Short task -
Quote the whole listing word for word. Do not include the pictures.

___ Input rows

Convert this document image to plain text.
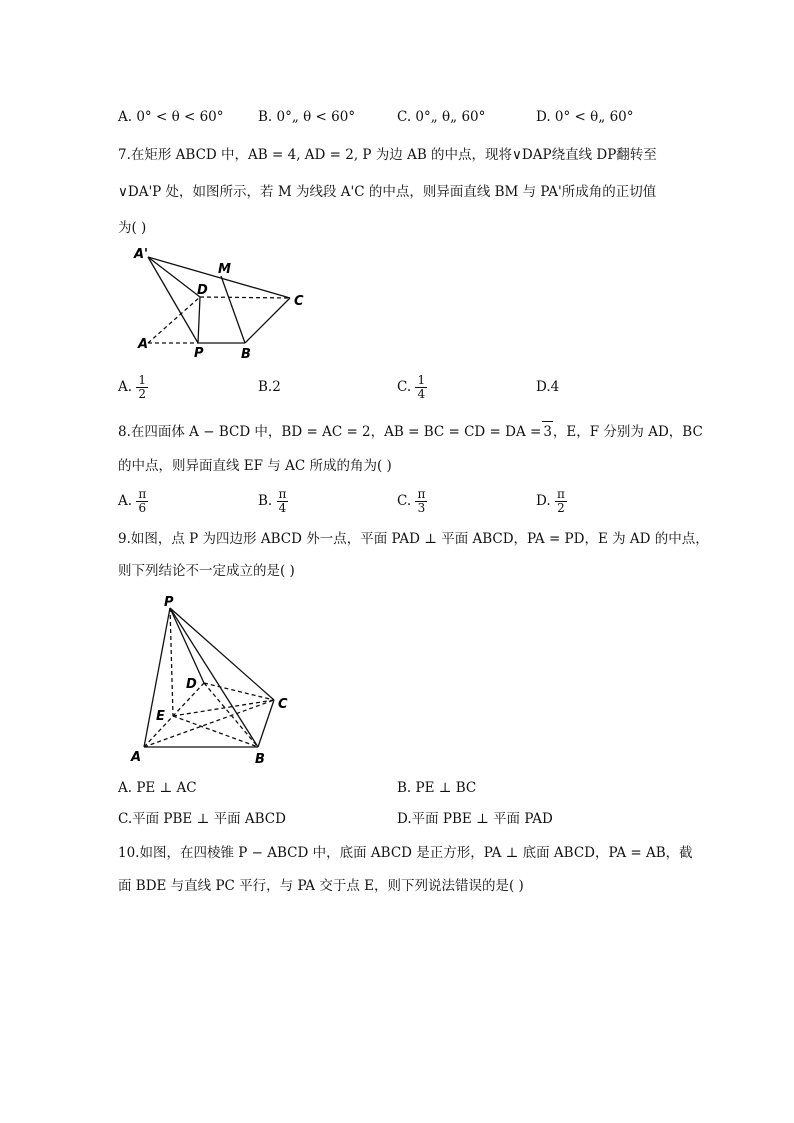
A. 0° < θ < 60°	B. 0°„ θ < 60°	C. 0°„ θ„ 60°	D. 0° < θ„ 60°
7.在矩形 ABCD 中，AB = 4, AD = 2, P 为边 AB 的中点，现将∨DAP绕直线 DP翻转至
∨DA'P 处，如图所示，若 M 为线段 A'C 的中点，则异面直线 BM 与 PA'所成角的正切值
为( )
A'
M
D
C
A
P	B
A. $\frac{1}{2}$	B.2	C. $\frac{1}{4}$	D.4
8.在四面体 A − BCD 中，BD = AC = 2，AB = BC = CD = DA = 3，E，F 分别为 AD，BC
的中点，则异面直线 EF 与 AC 所成的角为( )
A. $\frac{\pi}{6}$	B. $\frac{\pi}{4}$	C. $\frac{\pi}{3}$	D. $\frac{\pi}{2}$
9.如图，点 P 为四边形 ABCD 外一点，平面 PAD ⊥ 平面 ABCD，PA = PD，E 为 AD 的中点，
则下列结论不一定成立的是( )
P
D
C
E
A	B
A. PE ⊥ AC	B. PE ⊥ BC
C.平面 PBE ⊥ 平面 ABCD	D.平面 PBE ⊥ 平面 PAD
10.如图，在四棱锥 P − ABCD 中，底面 ABCD 是正方形，PA ⊥ 底面 ABCD，PA = AB，截
面 BDE 与直线 PC 平行，与 PA 交于点 E，则下列说法错误的是( )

______

Result of the exercise -
Convert this document image to plain text.
A. 0° < θ < 60°	B. 0°„ θ < 60°	C. 0°„ θ„ 60°	D. 0° < θ„ 60°
7.在矩形 ABCD 中，AB = 4, AD = 2, P 为边 AB 的中点，现将∨DAP绕直线 DP翻转至
∨DA'P 处，如图所示，若 M 为线段 A'C 的中点，则异面直线 BM 与 PA'所成角的正切值
为( )
A'
M
D
C
A
P	B
A. $\frac{1}{2}$	B.2	C. $\frac{1}{4}$	D.4
8.在四面体 A − BCD 中，BD = AC = 2，AB = BC = CD = DA = 3，E，F 分别为 AD，BC
的中点，则异面直线 EF 与 AC 所成的角为( )
A. $\frac{\pi}{6}$	B. $\frac{\pi}{4}$	C. $\frac{\pi}{3}$	D. $\frac{\pi}{2}$
9.如图，点 P 为四边形 ABCD 外一点，平面 PAD ⊥ 平面 ABCD，PA = PD，E 为 AD 的中点，
则下列结论不一定成立的是( )
P
D
C
E
A	B
A. PE ⊥ AC	B. PE ⊥ BC
C.平面 PBE ⊥ 平面 ABCD	D.平面 PBE ⊥ 平面 PAD
10.如图，在四棱锥 P − ABCD 中，底面 ABCD 是正方形，PA ⊥ 底面 ABCD，PA = AB，截
面 BDE 与直线 PC 平行，与 PA 交于点 E，则下列说法错误的是( )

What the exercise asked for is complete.